■ WHAT THE EXERCISE ASKS: Set the listing down again exactly, please, apart from its pictures.
───── RECORDS FOR THIS TASK ─────
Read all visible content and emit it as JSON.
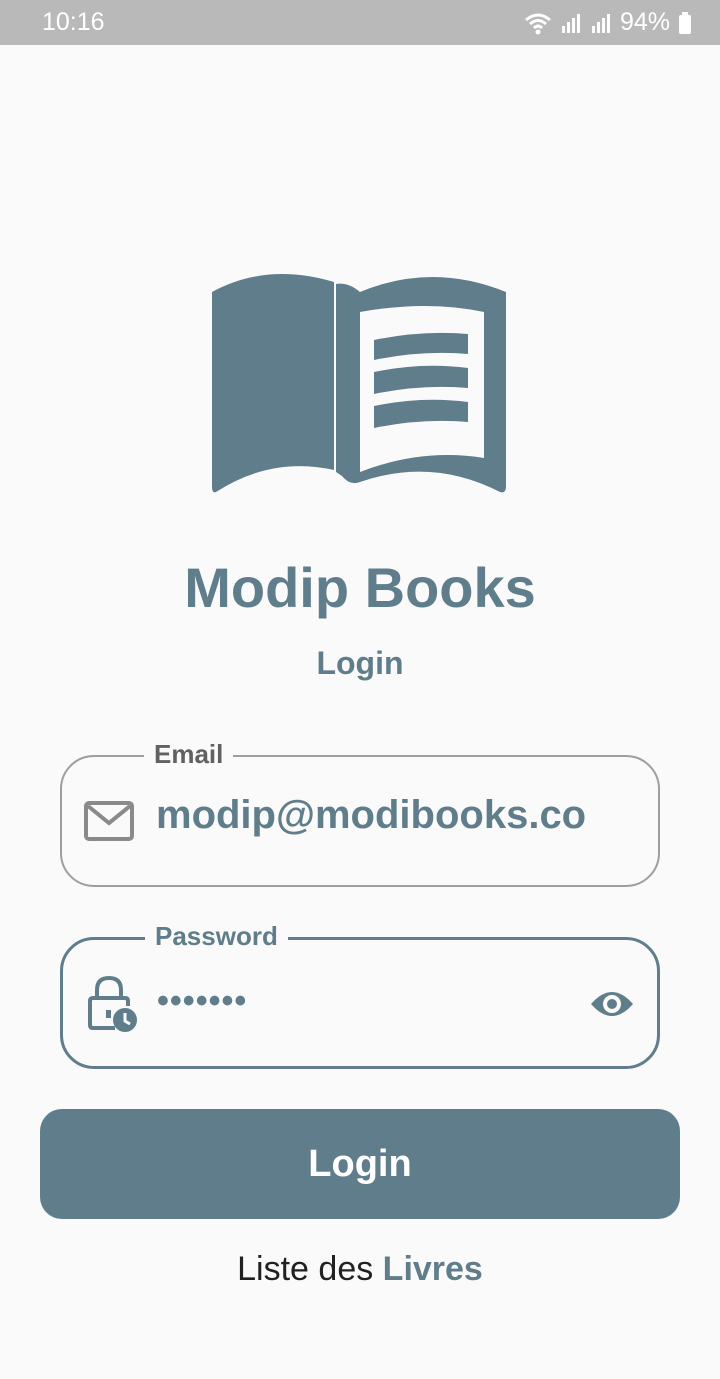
{
  "status_bar": {
    "time": "10:16",
    "battery": "94%",
    "icons": [
      "wifi-icon",
      "signal-icon",
      "signal-icon",
      "battery-icon"
    ]
  },
  "logo": {
    "icon": "open-book-icon",
    "color": "#607d8b"
  },
  "app_title": "Modip Books",
  "page_subtitle": "Login",
  "email_field": {
    "label": "Email",
    "value": "modip@modibooks.co",
    "icon": "mail-icon"
  },
  "password_field": {
    "label": "Password",
    "value": "•••••••",
    "icon": "lock-clock-icon",
    "toggle_icon": "eye-icon"
  },
  "login_button": {
    "label": "Login"
  },
  "footer": {
    "prefix": "Liste des ",
    "link": "Livres"
  },
  "colors": {
    "accent": "#607d8b",
    "background": "#fafafa",
    "status_bar": "#b9b9b9"
  }
}
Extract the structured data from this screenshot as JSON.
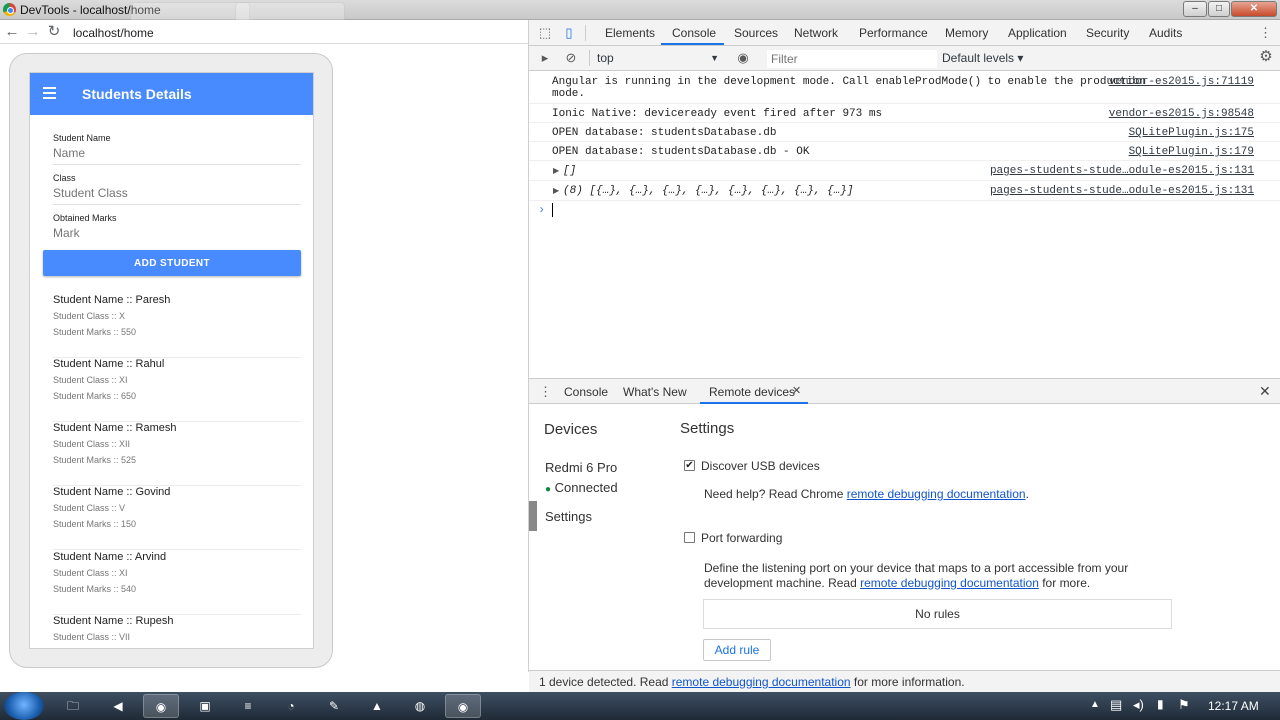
{
  "window": {
    "title": "DevTools - localhost/home"
  },
  "browser": {
    "url": "localhost/home"
  },
  "app": {
    "title": "Students Details",
    "fields": [
      {
        "label": "Student Name",
        "placeholder": "Name"
      },
      {
        "label": "Class",
        "placeholder": "Student Class"
      },
      {
        "label": "Obtained Marks",
        "placeholder": "Mark"
      }
    ],
    "add_button": "ADD STUDENT",
    "students": [
      {
        "name": "Student Name :: Paresh",
        "class": "Student Class :: X",
        "marks": "Student Marks :: 550"
      },
      {
        "name": "Student Name :: Rahul",
        "class": "Student Class :: XI",
        "marks": "Student Marks :: 650"
      },
      {
        "name": "Student Name :: Ramesh",
        "class": "Student Class :: XII",
        "marks": "Student Marks :: 525"
      },
      {
        "name": "Student Name :: Govind",
        "class": "Student Class :: V",
        "marks": "Student Marks :: 150"
      },
      {
        "name": "Student Name :: Arvind",
        "class": "Student Class :: XI",
        "marks": "Student Marks :: 540"
      },
      {
        "name": "Student Name :: Rupesh",
        "class": "Student Class :: VII",
        "marks": ""
      }
    ]
  },
  "devtools": {
    "tabs": [
      "Elements",
      "Console",
      "Sources",
      "Network",
      "Performance",
      "Memory",
      "Application",
      "Security",
      "Audits"
    ],
    "active_tab": "Console",
    "context": "top",
    "filter_placeholder": "Filter",
    "levels": "Default levels ▾",
    "console": [
      {
        "msg": "Angular is running in the development mode. Call enableProdMode() to enable the production\nmode.",
        "src": "vendor-es2015.js:71119"
      },
      {
        "msg": "Ionic Native: deviceready event fired after 973 ms",
        "src": "vendor-es2015.js:98548"
      },
      {
        "msg": "OPEN database: studentsDatabase.db",
        "src": "SQLitePlugin.js:175"
      },
      {
        "msg": "OPEN database: studentsDatabase.db - OK",
        "src": "SQLitePlugin.js:179"
      },
      {
        "msg": "[]",
        "src": "pages-students-stude…odule-es2015.js:131"
      },
      {
        "msg": "(8) [{…}, {…}, {…}, {…}, {…}, {…}, {…}, {…}]",
        "src": "pages-students-stude…odule-es2015.js:131"
      }
    ],
    "drawer_tabs": [
      "Console",
      "What's New",
      "Remote devices"
    ],
    "remote": {
      "devices_heading": "Devices",
      "device_name": "Redmi 6 Pro",
      "device_status": "Connected",
      "settings_nav": "Settings",
      "settings_heading": "Settings",
      "discover_usb": "Discover USB devices",
      "help_prefix": "Need help? Read Chrome ",
      "help_link": "remote debugging documentation",
      "help_suffix": ".",
      "port_forwarding": "Port forwarding",
      "port_desc_1": "Define the listening port on your device that maps to a port accessible from your",
      "port_desc_2": "development machine. Read ",
      "port_desc_link": "remote debugging documentation",
      "port_desc_3": " for more.",
      "no_rules": "No rules",
      "add_rule": "Add rule"
    },
    "status": {
      "prefix": "1 device detected. Read ",
      "link": "remote debugging documentation",
      "suffix": " for more information."
    }
  },
  "taskbar": {
    "time": "12:17 AM"
  },
  "colors": {
    "ionic_primary": "#488aff",
    "devtools_accent": "#1a73e8",
    "connected": "#0a8a3a"
  }
}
─────
■ RESULT:
Read all visible content and emit it as JSON.
{
  "status_bar": {
    "time": "10:16",
    "battery": "94%",
    "icons": [
      "wifi-icon",
      "signal-icon",
      "signal-icon",
      "battery-icon"
    ]
  },
  "logo": {
    "icon": "open-book-icon",
    "color": "#607d8b"
  },
  "app_title": "Modip Books",
  "page_subtitle": "Login",
  "email_field": {
    "label": "Email",
    "value": "modip@modibooks.co",
    "icon": "mail-icon"
  },
  "password_field": {
    "label": "Password",
    "value": "•••••••",
    "icon": "lock-clock-icon",
    "toggle_icon": "eye-icon"
  },
  "login_button": {
    "label": "Login"
  },
  "footer": {
    "prefix": "Liste des ",
    "link": "Livres"
  },
  "colors": {
    "accent": "#607d8b",
    "background": "#fafafa",
    "status_bar": "#b9b9b9"
  }
}
Extract the structured data from this screenshot as JSON.
{
  "window": {
    "title": "DevTools - localhost/home"
  },
  "browser": {
    "url": "localhost/home"
  },
  "app": {
    "title": "Students Details",
    "fields": [
      {
        "label": "Student Name",
        "placeholder": "Name"
      },
      {
        "label": "Class",
        "placeholder": "Student Class"
      },
      {
        "label": "Obtained Marks",
        "placeholder": "Mark"
      }
    ],
    "add_button": "ADD STUDENT",
    "students": [
      {
        "name": "Student Name :: Paresh",
        "class": "Student Class :: X",
        "marks": "Student Marks :: 550"
      },
      {
        "name": "Student Name :: Rahul",
        "class": "Student Class :: XI",
        "marks": "Student Marks :: 650"
      },
      {
        "name": "Student Name :: Ramesh",
        "class": "Student Class :: XII",
        "marks": "Student Marks :: 525"
      },
      {
        "name": "Student Name :: Govind",
        "class": "Student Class :: V",
        "marks": "Student Marks :: 150"
      },
      {
        "name": "Student Name :: Arvind",
        "class": "Student Class :: XI",
        "marks": "Student Marks :: 540"
      },
      {
        "name": "Student Name :: Rupesh",
        "class": "Student Class :: VII",
        "marks": ""
      }
    ]
  },
  "devtools": {
    "tabs": [
      "Elements",
      "Console",
      "Sources",
      "Network",
      "Performance",
      "Memory",
      "Application",
      "Security",
      "Audits"
    ],
    "active_tab": "Console",
    "context": "top",
    "filter_placeholder": "Filter",
    "levels": "Default levels ▾",
    "console": [
      {
        "msg": "Angular is running in the development mode. Call enableProdMode() to enable the production\nmode.",
        "src": "vendor-es2015.js:71119"
      },
      {
        "msg": "Ionic Native: deviceready event fired after 973 ms",
        "src": "vendor-es2015.js:98548"
      },
      {
        "msg": "OPEN database: studentsDatabase.db",
        "src": "SQLitePlugin.js:175"
      },
      {
        "msg": "OPEN database: studentsDatabase.db - OK",
        "src": "SQLitePlugin.js:179"
      },
      {
        "msg": "[]",
        "src": "pages-students-stude…odule-es2015.js:131"
      },
      {
        "msg": "(8) [{…}, {…}, {…}, {…}, {…}, {…}, {…}, {…}]",
        "src": "pages-students-stude…odule-es2015.js:131"
      }
    ],
    "drawer_tabs": [
      "Console",
      "What's New",
      "Remote devices"
    ],
    "remote": {
      "devices_heading": "Devices",
      "device_name": "Redmi 6 Pro",
      "device_status": "Connected",
      "settings_nav": "Settings",
      "settings_heading": "Settings",
      "discover_usb": "Discover USB devices",
      "help_prefix": "Need help? Read Chrome ",
      "help_link": "remote debugging documentation",
      "help_suffix": ".",
      "port_forwarding": "Port forwarding",
      "port_desc_1": "Define the listening port on your device that maps to a port accessible from your",
      "port_desc_2": "development machine. Read ",
      "port_desc_link": "remote debugging documentation",
      "port_desc_3": " for more.",
      "no_rules": "No rules",
      "add_rule": "Add rule"
    },
    "status": {
      "prefix": "1 device detected. Read ",
      "link": "remote debugging documentation",
      "suffix": " for more information."
    }
  },
  "taskbar": {
    "time": "12:17 AM"
  },
  "colors": {
    "ionic_primary": "#488aff",
    "devtools_accent": "#1a73e8",
    "connected": "#0a8a3a"
  }
}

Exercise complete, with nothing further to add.